* **Required tasks**
A) Please name every person identified by name in the news report about the Miami dentist below.
B) Carry on the news report about the Miami dentist below, picking up after its final line.

### Source text

A South Florida dentist says his actions were taken “way out of context,” after a video emerged of him tearing down posters in Miami of missing Israeli hostages.
Dr. Ahmed ElKoussa was fired from CG Smile, a cosmetic dental group, after Stop Antisemitism, a bi-partisan “grassroots watchdog organization dedicated to exposing groups and individuals that espouse incitement towards the Jewish people and State and engage in antisemitic behaviors,” posted on X a video showing the dentist and another man, identified as Xave Ramoul, removing the flyers from street poles in the wake of the Oct. 7 Hamas terrorist attack on Israel.
Miami – two men were spotted removing posters of Israelis kidnapped by Hamas in the Brickell area.
The men appear to be dentist Ahmed ElKoussa (left) and Xave Ramoul (right). pic.twitter.com/cl2Sec8WlA
— StopAntisemitism (@StopAntisemites) October 18, 2023
Juan Carlos Izquierdo, the owner of CG Smile, said his business faced “severe backlash” over ElKoussa’s actions. He immediately terminated the dentist’s employment.
“I believe it’s not right. It’s against our position on the entire situation,” Izquierdo told NBC6. “Later on, I got a call saying he wanted to explain and that after he explained, everything would be cleared, and I told him I don’t want to hear it.”
“We told the doctor, listen we’re terminating you,” he said. “We don’t want to have to deal with any of this.”
(Video: YouTube)

######
### Given entries

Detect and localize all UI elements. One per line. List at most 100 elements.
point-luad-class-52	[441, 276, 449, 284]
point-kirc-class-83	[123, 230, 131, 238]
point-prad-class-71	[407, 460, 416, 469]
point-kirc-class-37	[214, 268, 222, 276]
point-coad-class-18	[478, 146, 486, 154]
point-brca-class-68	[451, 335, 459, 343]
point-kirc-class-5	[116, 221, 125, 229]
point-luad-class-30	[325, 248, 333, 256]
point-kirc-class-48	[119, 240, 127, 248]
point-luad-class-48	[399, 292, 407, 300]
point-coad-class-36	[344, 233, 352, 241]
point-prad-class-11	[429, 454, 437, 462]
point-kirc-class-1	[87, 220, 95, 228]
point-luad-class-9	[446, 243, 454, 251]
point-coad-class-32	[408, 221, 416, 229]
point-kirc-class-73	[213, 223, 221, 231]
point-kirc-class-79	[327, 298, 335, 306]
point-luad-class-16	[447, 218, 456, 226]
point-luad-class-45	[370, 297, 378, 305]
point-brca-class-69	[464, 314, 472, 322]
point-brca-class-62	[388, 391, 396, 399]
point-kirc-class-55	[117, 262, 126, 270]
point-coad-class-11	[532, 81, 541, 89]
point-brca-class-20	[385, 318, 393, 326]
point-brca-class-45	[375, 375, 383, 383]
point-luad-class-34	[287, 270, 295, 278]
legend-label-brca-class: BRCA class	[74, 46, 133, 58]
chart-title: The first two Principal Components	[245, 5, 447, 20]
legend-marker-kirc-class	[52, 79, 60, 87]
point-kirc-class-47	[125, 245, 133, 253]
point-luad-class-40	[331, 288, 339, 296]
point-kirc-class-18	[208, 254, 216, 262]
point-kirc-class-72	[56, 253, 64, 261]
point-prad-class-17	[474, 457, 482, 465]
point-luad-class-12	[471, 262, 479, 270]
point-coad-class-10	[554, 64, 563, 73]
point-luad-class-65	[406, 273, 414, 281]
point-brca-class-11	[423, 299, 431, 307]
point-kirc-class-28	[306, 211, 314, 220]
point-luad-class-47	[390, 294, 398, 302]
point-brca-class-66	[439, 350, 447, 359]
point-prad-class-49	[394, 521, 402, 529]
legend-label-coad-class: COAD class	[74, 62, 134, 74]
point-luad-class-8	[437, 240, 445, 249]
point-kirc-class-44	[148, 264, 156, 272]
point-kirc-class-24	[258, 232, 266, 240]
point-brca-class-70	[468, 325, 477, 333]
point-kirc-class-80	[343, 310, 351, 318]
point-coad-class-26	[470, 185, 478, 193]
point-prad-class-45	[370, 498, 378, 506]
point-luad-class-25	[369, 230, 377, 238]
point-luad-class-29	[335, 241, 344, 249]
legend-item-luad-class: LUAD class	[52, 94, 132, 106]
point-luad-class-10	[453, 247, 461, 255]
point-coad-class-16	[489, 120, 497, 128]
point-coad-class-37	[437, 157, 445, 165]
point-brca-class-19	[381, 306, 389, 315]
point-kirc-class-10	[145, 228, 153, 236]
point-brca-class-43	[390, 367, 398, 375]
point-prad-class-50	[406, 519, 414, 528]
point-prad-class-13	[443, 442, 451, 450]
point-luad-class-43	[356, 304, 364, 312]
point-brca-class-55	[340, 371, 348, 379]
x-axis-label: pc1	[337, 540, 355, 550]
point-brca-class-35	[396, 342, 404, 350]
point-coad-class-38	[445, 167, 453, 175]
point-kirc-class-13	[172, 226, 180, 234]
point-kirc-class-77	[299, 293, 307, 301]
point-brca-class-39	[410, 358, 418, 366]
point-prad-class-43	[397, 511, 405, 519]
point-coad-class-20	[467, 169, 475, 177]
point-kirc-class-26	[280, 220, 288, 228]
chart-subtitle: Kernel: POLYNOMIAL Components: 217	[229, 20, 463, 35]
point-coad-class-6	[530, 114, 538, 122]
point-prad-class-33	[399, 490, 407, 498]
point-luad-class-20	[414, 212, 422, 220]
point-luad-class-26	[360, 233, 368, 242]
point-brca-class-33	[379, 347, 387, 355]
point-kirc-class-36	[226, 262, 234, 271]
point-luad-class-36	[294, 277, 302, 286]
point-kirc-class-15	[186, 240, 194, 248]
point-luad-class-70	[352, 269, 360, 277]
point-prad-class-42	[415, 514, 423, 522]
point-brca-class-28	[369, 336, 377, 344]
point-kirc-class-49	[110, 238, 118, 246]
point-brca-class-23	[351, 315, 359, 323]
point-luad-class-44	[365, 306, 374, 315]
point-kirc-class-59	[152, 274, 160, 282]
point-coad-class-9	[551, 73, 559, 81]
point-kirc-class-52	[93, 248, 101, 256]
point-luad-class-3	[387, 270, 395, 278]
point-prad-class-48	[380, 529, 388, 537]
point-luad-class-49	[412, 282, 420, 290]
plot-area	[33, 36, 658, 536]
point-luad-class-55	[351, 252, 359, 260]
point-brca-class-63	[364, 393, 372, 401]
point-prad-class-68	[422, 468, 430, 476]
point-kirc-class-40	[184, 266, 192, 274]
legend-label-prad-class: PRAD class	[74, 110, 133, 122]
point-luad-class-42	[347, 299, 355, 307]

######

* **List of answers**
A) Ahmed ElKoussa, Xave Ramoul, Juan Carlos Izquierdo

B)
On Thursday, ElKoussa, flanked by attorney Hassan Shibly, held a press conference.
“Unfortunately my video of four seconds got taken way out of context as well as the way that my former employer had portrayed it, that it’s an act of supporting terrorism,” ElKoussa told reporters. “It’s the very very very contrary, it’s to promote peace, it’s to deescalate the situation that we’re going through and make sure that our communities are safe.”
According to Shibly, ElKoussa “was horribly misrepresented by his employer and wrongfully terminated and has since received a tremendous amount of extremely hateful death threats and nasty and hateful messages that I really don’t think represent what this country should be about.”
ElKoussa, the lawyer explained, was motivated to remove the flyers by the news of the tragic death of six-year-old Wadea Al-Fayoume, a Palestinian Muslim child who was allegedly stabbed to death in Illinois by his family’s landlord, Joseph M. Czuba.
Biden responds to ‘brutal murder’ of young Muslim child https://t.co/Tt1o47F7rT via @BIZPACReview
— BPR based (@DumpstrFireNews) October 16, 2023
ElKoussa, Shibly said, “feared” the posters in his Brickell neighborhood “may incite conflict, may incite hatred, and, out of an abundance of caution, he reached out to law enforcement and informed them that he feared these posters may promote tensions and conflict at a time when our country and our community needs peace and unity.”
(Video: YouTube)
It was the police, he said, who gave ElKoussa the option to remove these posters.
The dentist was simply exercising “his right to do that,” Shibly said, “with the best intentions.”
“His personal opinion was that posters from either side may potentially incite conflict and he did not want there to be any conflict escalation in his local community,” Shibly told the New York Post on Wednesday. “And he was concerned that those posters could potentially trigger conflict — rightfully or wrongfully, he was concerned that they would trigger and escalate conflict.”